__Written problem__: Can you copy these lines word for word, leaving the pictures out?

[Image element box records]
####

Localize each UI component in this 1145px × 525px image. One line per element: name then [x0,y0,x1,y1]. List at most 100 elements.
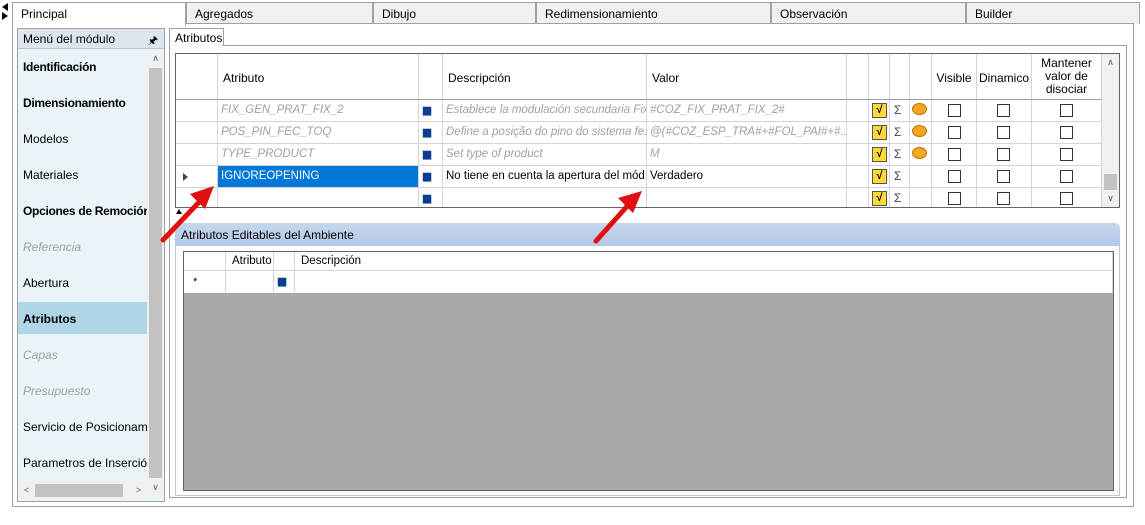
new-row-header[interactable]: * [184,271,226,294]
scroll-thumb[interactable] [149,68,162,478]
header-descripcion[interactable]: Descripción [443,54,647,100]
scroll-thumb[interactable] [35,484,123,497]
table-row[interactable]: FIX_GEN_PRAT_FIX_2 ▮▮ Establece la modul… [176,100,1102,122]
visible-checkbox[interactable] [948,170,961,183]
mantener-cell[interactable] [1032,100,1102,122]
header-valor[interactable]: Valor [647,54,847,100]
menu-item-dimensionamiento[interactable]: Dimensionamiento [18,86,147,118]
row-header[interactable] [176,122,218,144]
table-row-current[interactable]: IGNOREOPENING ▮▮ No tiene en cuenta la a… [176,166,1102,188]
mantener-cell[interactable] [1032,188,1102,207]
cell-descripcion[interactable]: Define a posição do pino do sistema fe..… [443,122,647,144]
mantener-cell[interactable] [1032,144,1102,166]
sigma-icon[interactable]: Σ [894,191,901,205]
formula-button[interactable]: √ [869,100,890,122]
binoculars-icon[interactable]: ▮▮ [422,126,432,139]
find-button[interactable]: ▮▮ [419,188,443,207]
scroll-right-icon[interactable]: > [130,482,147,499]
cell-atributo[interactable] [226,271,274,294]
module-menu-vertical-scrollbar[interactable]: ∧ ∨ [147,50,164,496]
sqrt-formula-icon[interactable]: √ [872,191,887,206]
comment-button[interactable] [910,122,932,144]
scroll-up-icon[interactable]: ∧ [147,50,164,67]
tab-agregados[interactable]: Agregados [186,2,373,24]
scroll-down-icon[interactable]: ∨ [147,479,164,496]
sum-button[interactable]: Σ [890,122,910,144]
binoculars-icon[interactable]: ▮▮ [422,192,432,205]
table-row[interactable]: POS_PIN_FEC_TOQ ▮▮ Define a posição do p… [176,122,1102,144]
scroll-up-icon[interactable]: ∧ [1102,54,1119,71]
header-dinamico[interactable]: Dinamico [977,54,1032,100]
dinamico-checkbox[interactable] [997,126,1010,139]
binoculars-icon[interactable]: ▮▮ [277,275,287,288]
visible-checkbox[interactable] [948,148,961,161]
tab-redimensionamiento[interactable]: Redimensionamiento [536,2,771,24]
tab-dibujo[interactable]: Dibujo [373,2,536,24]
header-atributo[interactable]: Atributo [218,54,419,100]
header-atributo[interactable]: Atributo [226,252,274,271]
scroll-down-icon[interactable]: ∨ [1102,190,1119,207]
mantener-checkbox[interactable] [1060,192,1073,205]
row-header[interactable] [176,188,218,207]
cell-descripcion[interactable]: No tiene en cuenta la apertura del mód..… [443,166,647,188]
tab-scroll-left-icon[interactable] [2,3,8,11]
cell-atributo[interactable]: FIX_GEN_PRAT_FIX_2 [218,100,419,122]
comment-button[interactable] [910,100,932,122]
dinamico-cell[interactable] [977,166,1032,188]
mantener-cell[interactable] [1032,166,1102,188]
find-button[interactable]: ▮▮ [419,100,443,122]
cell-descripcion[interactable]: Set type of product [443,144,647,166]
formula-button[interactable]: √ [869,188,890,207]
cell-valor[interactable]: #COZ_FIX_PRAT_FIX_2# [647,100,847,122]
table-row-new[interactable]: ▮▮ √ Σ [176,188,1102,207]
visible-checkbox[interactable] [948,126,961,139]
mantener-checkbox[interactable] [1060,148,1073,161]
pin-icon[interactable]: 🖈 [148,32,158,51]
sqrt-formula-icon[interactable]: √ [872,125,887,140]
binoculars-icon[interactable]: ▮▮ [422,170,432,183]
module-menu-horizontal-scrollbar[interactable]: < > [18,482,147,499]
mantener-cell[interactable] [1032,122,1102,144]
attributes-grid-scrollbar[interactable]: ∧ ∨ [1102,54,1119,207]
cell-atributo[interactable]: POS_PIN_FEC_TOQ [218,122,419,144]
header-mantener[interactable]: Mantener valor de disociar [1032,54,1102,100]
row-header[interactable] [176,144,218,166]
sum-button[interactable]: Σ [890,166,910,188]
cell-valor[interactable] [647,188,847,207]
splitter-handle-icon[interactable] [176,209,182,214]
visible-checkbox[interactable] [948,192,961,205]
cell-descripcion[interactable] [295,271,1113,294]
mantener-checkbox[interactable] [1060,170,1073,183]
menu-item-abertura[interactable]: Abertura [18,266,147,298]
visible-cell[interactable] [932,100,977,122]
visible-cell[interactable] [932,188,977,207]
table-row[interactable]: TYPE_PRODUCT ▮▮ Set type of product M √ … [176,144,1102,166]
sigma-icon[interactable]: Σ [894,103,901,117]
tab-observacion[interactable]: Observación [771,2,966,24]
binoculars-icon[interactable]: ▮▮ [422,148,432,161]
find-button[interactable]: ▮▮ [419,122,443,144]
tab-atributos[interactable]: Atributos [169,28,224,46]
formula-button[interactable]: √ [869,144,890,166]
speech-bubble-icon[interactable] [912,125,927,137]
menu-item-opciones-remocion[interactable]: Opciones de Remoción [18,194,147,226]
visible-cell[interactable] [932,144,977,166]
dinamico-cell[interactable] [977,188,1032,207]
mantener-checkbox[interactable] [1060,126,1073,139]
dinamico-checkbox[interactable] [997,148,1010,161]
sigma-icon[interactable]: Σ [894,125,901,139]
menu-item-parametros-insercion[interactable]: Parametros de Inserción [18,446,147,478]
find-button[interactable]: ▮▮ [419,166,443,188]
sqrt-formula-icon[interactable]: √ [872,169,887,184]
visible-cell[interactable] [932,166,977,188]
dinamico-checkbox[interactable] [997,170,1010,183]
sigma-icon[interactable]: Σ [894,147,901,161]
row-header[interactable] [176,100,218,122]
dinamico-cell[interactable] [977,100,1032,122]
tab-principal[interactable]: Principal [12,2,186,26]
menu-item-modelos[interactable]: Modelos [18,122,147,154]
dinamico-checkbox[interactable] [997,192,1010,205]
menu-item-identificacion[interactable]: Identificación [18,50,147,82]
dinamico-cell[interactable] [977,144,1032,166]
binoculars-icon[interactable]: ▮▮ [422,104,432,117]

####

__Task solution__:
Localize each UI component in this 1145px × 525px image. One line per element: name then [x0,y0,x1,y1]. List at most 100 elements.
new-row-header[interactable]: * [184,271,226,294]
scroll-thumb[interactable] [149,68,162,478]
header-descripcion[interactable]: Descripción [443,54,647,100]
scroll-thumb[interactable] [35,484,123,497]
table-row[interactable]: FIX_GEN_PRAT_FIX_2 ▮▮ Establece la modul… [176,100,1102,122]
visible-checkbox[interactable] [948,170,961,183]
mantener-cell[interactable] [1032,100,1102,122]
header-valor[interactable]: Valor [647,54,847,100]
menu-item-dimensionamiento[interactable]: Dimensionamiento [18,86,147,118]
row-header[interactable] [176,122,218,144]
table-row-current[interactable]: IGNOREOPENING ▮▮ No tiene en cuenta la a… [176,166,1102,188]
mantener-cell[interactable] [1032,188,1102,207]
cell-descripcion[interactable]: Define a posição do pino do sistema fe..… [443,122,647,144]
mantener-cell[interactable] [1032,144,1102,166]
sigma-icon[interactable]: Σ [894,191,901,205]
formula-button[interactable]: √ [869,100,890,122]
binoculars-icon[interactable]: ▮▮ [422,126,432,139]
find-button[interactable]: ▮▮ [419,188,443,207]
scroll-right-icon[interactable]: > [130,482,147,499]
cell-atributo[interactable] [226,271,274,294]
module-menu-vertical-scrollbar[interactable]: ∧ ∨ [147,50,164,496]
sqrt-formula-icon[interactable]: √ [872,191,887,206]
comment-button[interactable] [910,122,932,144]
scroll-up-icon[interactable]: ∧ [147,50,164,67]
tab-agregados[interactable]: Agregados [186,2,373,24]
scroll-down-icon[interactable]: ∨ [147,479,164,496]
sum-button[interactable]: Σ [890,122,910,144]
binoculars-icon[interactable]: ▮▮ [422,192,432,205]
table-row[interactable]: POS_PIN_FEC_TOQ ▮▮ Define a posição do p… [176,122,1102,144]
scroll-up-icon[interactable]: ∧ [1102,54,1119,71]
header-dinamico[interactable]: Dinamico [977,54,1032,100]
dinamico-checkbox[interactable] [997,126,1010,139]
binoculars-icon[interactable]: ▮▮ [277,275,287,288]
visible-checkbox[interactable] [948,148,961,161]
tab-redimensionamiento[interactable]: Redimensionamiento [536,2,771,24]
tab-dibujo[interactable]: Dibujo [373,2,536,24]
header-atributo[interactable]: Atributo [218,54,419,100]
header-atributo[interactable]: Atributo [226,252,274,271]
scroll-down-icon[interactable]: ∨ [1102,190,1119,207]
mantener-checkbox[interactable] [1060,192,1073,205]
row-header[interactable] [176,188,218,207]
cell-descripcion[interactable]: No tiene en cuenta la apertura del mód..… [443,166,647,188]
tab-scroll-left-icon[interactable] [2,3,8,11]
cell-atributo[interactable]: FIX_GEN_PRAT_FIX_2 [218,100,419,122]
comment-button[interactable] [910,100,932,122]
dinamico-cell[interactable] [977,166,1032,188]
mantener-cell[interactable] [1032,166,1102,188]
find-button[interactable]: ▮▮ [419,100,443,122]
cell-descripcion[interactable]: Set type of product [443,144,647,166]
formula-button[interactable]: √ [869,188,890,207]
cell-valor[interactable]: #COZ_FIX_PRAT_FIX_2# [647,100,847,122]
table-row-new[interactable]: ▮▮ √ Σ [176,188,1102,207]
visible-checkbox[interactable] [948,126,961,139]
mantener-checkbox[interactable] [1060,148,1073,161]
pin-icon[interactable]: 🖈 [148,32,158,51]
sqrt-formula-icon[interactable]: √ [872,125,887,140]
binoculars-icon[interactable]: ▮▮ [422,170,432,183]
module-menu-horizontal-scrollbar[interactable]: < > [18,482,147,499]
mantener-cell[interactable] [1032,122,1102,144]
attributes-grid-scrollbar[interactable]: ∧ ∨ [1102,54,1119,207]
cell-atributo[interactable]: POS_PIN_FEC_TOQ [218,122,419,144]
header-mantener[interactable]: Mantener valor de disociar [1032,54,1102,100]
row-header[interactable] [176,144,218,166]
sum-button[interactable]: Σ [890,166,910,188]
cell-valor[interactable] [647,188,847,207]
splitter-handle-icon[interactable] [176,209,182,214]
visible-checkbox[interactable] [948,192,961,205]
cell-descripcion[interactable] [295,271,1113,294]
mantener-checkbox[interactable] [1060,170,1073,183]
menu-item-abertura[interactable]: Abertura [18,266,147,298]
visible-cell[interactable] [932,100,977,122]
visible-cell[interactable] [932,188,977,207]
table-row[interactable]: TYPE_PRODUCT ▮▮ Set type of product M √ … [176,144,1102,166]
sigma-icon[interactable]: Σ [894,103,901,117]
tab-observacion[interactable]: Observación [771,2,966,24]
binoculars-icon[interactable]: ▮▮ [422,148,432,161]
find-button[interactable]: ▮▮ [419,122,443,144]
tab-atributos[interactable]: Atributos [169,28,224,46]
formula-button[interactable]: √ [869,144,890,166]
speech-bubble-icon[interactable] [912,125,927,137]
menu-item-opciones-remocion[interactable]: Opciones de Remoción [18,194,147,226]
visible-cell[interactable] [932,144,977,166]
dinamico-cell[interactable] [977,188,1032,207]
mantener-checkbox[interactable] [1060,126,1073,139]
dinamico-checkbox[interactable] [997,148,1010,161]
sigma-icon[interactable]: Σ [894,125,901,139]
menu-item-parametros-insercion[interactable]: Parametros de Inserción [18,446,147,478]
find-button[interactable]: ▮▮ [419,166,443,188]
sqrt-formula-icon[interactable]: √ [872,169,887,184]
visible-cell[interactable] [932,166,977,188]
dinamico-checkbox[interactable] [997,170,1010,183]
sigma-icon[interactable]: Σ [894,147,901,161]
row-header[interactable] [176,100,218,122]
dinamico-cell[interactable] [977,100,1032,122]
tab-principal[interactable]: Principal [12,2,186,26]
menu-item-modelos[interactable]: Modelos [18,122,147,154]
dinamico-checkbox[interactable] [997,192,1010,205]
menu-item-identificacion[interactable]: Identificación [18,50,147,82]
dinamico-cell[interactable] [977,144,1032,166]
binoculars-icon[interactable]: ▮▮ [422,104,432,117]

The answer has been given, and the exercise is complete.